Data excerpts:
-=-=-=-=-

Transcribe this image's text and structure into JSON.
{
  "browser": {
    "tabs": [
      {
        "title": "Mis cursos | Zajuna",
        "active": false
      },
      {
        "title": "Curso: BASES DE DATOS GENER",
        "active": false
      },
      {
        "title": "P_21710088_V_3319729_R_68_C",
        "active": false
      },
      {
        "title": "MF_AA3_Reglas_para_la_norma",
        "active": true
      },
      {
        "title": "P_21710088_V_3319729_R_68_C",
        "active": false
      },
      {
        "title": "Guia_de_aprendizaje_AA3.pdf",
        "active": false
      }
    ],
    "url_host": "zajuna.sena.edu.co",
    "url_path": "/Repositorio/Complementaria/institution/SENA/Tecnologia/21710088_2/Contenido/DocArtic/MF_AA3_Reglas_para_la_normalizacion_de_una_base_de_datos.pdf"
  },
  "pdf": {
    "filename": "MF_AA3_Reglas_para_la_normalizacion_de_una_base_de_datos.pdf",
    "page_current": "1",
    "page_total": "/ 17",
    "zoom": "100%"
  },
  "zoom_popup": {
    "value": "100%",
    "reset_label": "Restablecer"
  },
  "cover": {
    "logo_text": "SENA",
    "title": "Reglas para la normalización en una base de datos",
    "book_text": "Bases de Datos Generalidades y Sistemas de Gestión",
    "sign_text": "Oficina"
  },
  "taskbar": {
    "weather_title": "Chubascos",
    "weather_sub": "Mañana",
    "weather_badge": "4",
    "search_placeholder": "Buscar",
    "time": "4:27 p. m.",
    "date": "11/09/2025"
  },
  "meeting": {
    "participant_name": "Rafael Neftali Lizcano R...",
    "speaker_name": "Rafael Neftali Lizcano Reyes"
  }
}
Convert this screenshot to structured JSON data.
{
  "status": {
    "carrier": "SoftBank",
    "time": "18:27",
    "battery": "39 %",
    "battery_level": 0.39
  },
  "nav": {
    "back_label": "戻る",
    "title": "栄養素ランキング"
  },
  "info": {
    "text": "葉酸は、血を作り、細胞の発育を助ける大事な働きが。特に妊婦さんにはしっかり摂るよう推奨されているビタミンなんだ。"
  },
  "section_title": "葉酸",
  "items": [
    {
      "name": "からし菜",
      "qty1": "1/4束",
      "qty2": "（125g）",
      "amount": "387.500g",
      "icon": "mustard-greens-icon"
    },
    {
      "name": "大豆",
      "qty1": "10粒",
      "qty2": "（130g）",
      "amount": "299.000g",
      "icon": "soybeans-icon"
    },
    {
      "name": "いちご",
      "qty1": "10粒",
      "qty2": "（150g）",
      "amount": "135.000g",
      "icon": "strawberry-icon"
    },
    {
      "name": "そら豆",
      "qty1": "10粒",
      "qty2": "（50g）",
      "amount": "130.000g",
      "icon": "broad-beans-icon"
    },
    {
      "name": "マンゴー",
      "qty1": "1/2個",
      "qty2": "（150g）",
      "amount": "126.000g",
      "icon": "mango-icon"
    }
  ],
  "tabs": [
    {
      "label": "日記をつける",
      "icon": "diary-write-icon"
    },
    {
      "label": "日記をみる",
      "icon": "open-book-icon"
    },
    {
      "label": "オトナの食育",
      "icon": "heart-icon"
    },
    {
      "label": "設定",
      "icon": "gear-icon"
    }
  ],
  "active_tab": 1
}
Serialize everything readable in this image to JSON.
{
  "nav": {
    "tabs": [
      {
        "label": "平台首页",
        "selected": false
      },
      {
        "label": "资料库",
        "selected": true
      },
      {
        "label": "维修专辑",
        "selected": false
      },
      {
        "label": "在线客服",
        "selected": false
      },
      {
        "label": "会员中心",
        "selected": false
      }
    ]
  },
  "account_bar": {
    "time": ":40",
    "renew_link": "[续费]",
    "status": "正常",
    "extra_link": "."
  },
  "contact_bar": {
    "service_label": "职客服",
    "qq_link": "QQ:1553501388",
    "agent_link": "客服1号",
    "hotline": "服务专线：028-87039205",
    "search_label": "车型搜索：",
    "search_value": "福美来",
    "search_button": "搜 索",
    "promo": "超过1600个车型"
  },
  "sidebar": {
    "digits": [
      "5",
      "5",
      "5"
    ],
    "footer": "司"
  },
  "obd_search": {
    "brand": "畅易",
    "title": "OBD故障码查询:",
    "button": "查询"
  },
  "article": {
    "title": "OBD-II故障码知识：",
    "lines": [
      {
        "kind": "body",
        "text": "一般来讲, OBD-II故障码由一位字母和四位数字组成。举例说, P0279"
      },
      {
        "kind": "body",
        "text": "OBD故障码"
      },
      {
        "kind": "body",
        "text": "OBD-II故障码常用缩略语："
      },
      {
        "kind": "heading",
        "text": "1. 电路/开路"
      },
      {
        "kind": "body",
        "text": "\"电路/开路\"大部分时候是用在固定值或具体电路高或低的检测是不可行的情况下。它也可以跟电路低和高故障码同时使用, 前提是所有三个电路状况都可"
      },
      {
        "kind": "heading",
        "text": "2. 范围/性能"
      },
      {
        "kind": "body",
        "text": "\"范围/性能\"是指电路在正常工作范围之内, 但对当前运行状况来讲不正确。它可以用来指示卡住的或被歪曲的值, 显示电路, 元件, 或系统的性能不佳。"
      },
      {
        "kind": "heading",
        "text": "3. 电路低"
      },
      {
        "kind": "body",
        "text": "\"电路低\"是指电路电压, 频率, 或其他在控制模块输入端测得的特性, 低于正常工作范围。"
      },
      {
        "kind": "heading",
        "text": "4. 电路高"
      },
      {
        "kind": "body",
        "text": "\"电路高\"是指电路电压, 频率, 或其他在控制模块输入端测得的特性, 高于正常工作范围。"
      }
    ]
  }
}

-=-=-=-=-

What you should do: Reproduce the listing above verbatim, from first line to last.

Task result:
Transcribe this image's text and structure into JSON.
{
  "browser": {
    "tabs": [
      {
        "title": "Mis cursos | Zajuna",
        "active": false
      },
      {
        "title": "Curso: BASES DE DATOS GENER",
        "active": false
      },
      {
        "title": "P_21710088_V_3319729_R_68_C",
        "active": false
      },
      {
        "title": "MF_AA3_Reglas_para_la_norma",
        "active": true
      },
      {
        "title": "P_21710088_V_3319729_R_68_C",
        "active": false
      },
      {
        "title": "Guia_de_aprendizaje_AA3.pdf",
        "active": false
      }
    ],
    "url_host": "zajuna.sena.edu.co",
    "url_path": "/Repositorio/Complementaria/institution/SENA/Tecnologia/21710088_2/Contenido/DocArtic/MF_AA3_Reglas_para_la_normalizacion_de_una_base_de_datos.pdf"
  },
  "pdf": {
    "filename": "MF_AA3_Reglas_para_la_normalizacion_de_una_base_de_datos.pdf",
    "page_current": "1",
    "page_total": "/ 17",
    "zoom": "100%"
  },
  "zoom_popup": {
    "value": "100%",
    "reset_label": "Restablecer"
  },
  "cover": {
    "logo_text": "SENA",
    "title": "Reglas para la normalización en una base de datos",
    "book_text": "Bases de Datos Generalidades y Sistemas de Gestión",
    "sign_text": "Oficina"
  },
  "taskbar": {
    "weather_title": "Chubascos",
    "weather_sub": "Mañana",
    "weather_badge": "4",
    "search_placeholder": "Buscar",
    "time": "4:27 p. m.",
    "date": "11/09/2025"
  },
  "meeting": {
    "participant_name": "Rafael Neftali Lizcano R...",
    "speaker_name": "Rafael Neftali Lizcano Reyes"
  }
}
Convert this screenshot to structured JSON data.
{
  "status": {
    "carrier": "SoftBank",
    "time": "18:27",
    "battery": "39 %",
    "battery_level": 0.39
  },
  "nav": {
    "back_label": "戻る",
    "title": "栄養素ランキング"
  },
  "info": {
    "text": "葉酸は、血を作り、細胞の発育を助ける大事な働きが。特に妊婦さんにはしっかり摂るよう推奨されているビタミンなんだ。"
  },
  "section_title": "葉酸",
  "items": [
    {
      "name": "からし菜",
      "qty1": "1/4束",
      "qty2": "（125g）",
      "amount": "387.500g",
      "icon": "mustard-greens-icon"
    },
    {
      "name": "大豆",
      "qty1": "10粒",
      "qty2": "（130g）",
      "amount": "299.000g",
      "icon": "soybeans-icon"
    },
    {
      "name": "いちご",
      "qty1": "10粒",
      "qty2": "（150g）",
      "amount": "135.000g",
      "icon": "strawberry-icon"
    },
    {
      "name": "そら豆",
      "qty1": "10粒",
      "qty2": "（50g）",
      "amount": "130.000g",
      "icon": "broad-beans-icon"
    },
    {
      "name": "マンゴー",
      "qty1": "1/2個",
      "qty2": "（150g）",
      "amount": "126.000g",
      "icon": "mango-icon"
    }
  ],
  "tabs": [
    {
      "label": "日記をつける",
      "icon": "diary-write-icon"
    },
    {
      "label": "日記をみる",
      "icon": "open-book-icon"
    },
    {
      "label": "オトナの食育",
      "icon": "heart-icon"
    },
    {
      "label": "設定",
      "icon": "gear-icon"
    }
  ],
  "active_tab": 1
}
Serialize everything readable in this image to JSON.
{
  "nav": {
    "tabs": [
      {
        "label": "平台首页",
        "selected": false
      },
      {
        "label": "资料库",
        "selected": true
      },
      {
        "label": "维修专辑",
        "selected": false
      },
      {
        "label": "在线客服",
        "selected": false
      },
      {
        "label": "会员中心",
        "selected": false
      }
    ]
  },
  "account_bar": {
    "time": ":40",
    "renew_link": "[续费]",
    "status": "正常",
    "extra_link": "."
  },
  "contact_bar": {
    "service_label": "职客服",
    "qq_link": "QQ:1553501388",
    "agent_link": "客服1号",
    "hotline": "服务专线：028-87039205",
    "search_label": "车型搜索：",
    "search_value": "福美来",
    "search_button": "搜 索",
    "promo": "超过1600个车型"
  },
  "sidebar": {
    "digits": [
      "5",
      "5",
      "5"
    ],
    "footer": "司"
  },
  "obd_search": {
    "brand": "畅易",
    "title": "OBD故障码查询:",
    "button": "查询"
  },
  "article": {
    "title": "OBD-II故障码知识：",
    "lines": [
      {
        "kind": "body",
        "text": "一般来讲, OBD-II故障码由一位字母和四位数字组成。举例说, P0279"
      },
      {
        "kind": "body",
        "text": "OBD故障码"
      },
      {
        "kind": "body",
        "text": "OBD-II故障码常用缩略语："
      },
      {
        "kind": "heading",
        "text": "1. 电路/开路"
      },
      {
        "kind": "body",
        "text": "\"电路/开路\"大部分时候是用在固定值或具体电路高或低的检测是不可行的情况下。它也可以跟电路低和高故障码同时使用, 前提是所有三个电路状况都可"
      },
      {
        "kind": "heading",
        "text": "2. 范围/性能"
      },
      {
        "kind": "body",
        "text": "\"范围/性能\"是指电路在正常工作范围之内, 但对当前运行状况来讲不正确。它可以用来指示卡住的或被歪曲的值, 显示电路, 元件, 或系统的性能不佳。"
      },
      {
        "kind": "heading",
        "text": "3. 电路低"
      },
      {
        "kind": "body",
        "text": "\"电路低\"是指电路电压, 频率, 或其他在控制模块输入端测得的特性, 低于正常工作范围。"
      },
      {
        "kind": "heading",
        "text": "4. 电路高"
      },
      {
        "kind": "body",
        "text": "\"电路高\"是指电路电压, 频率, 或其他在控制模块输入端测得的特性, 高于正常工作范围。"
      }
    ]
  }
}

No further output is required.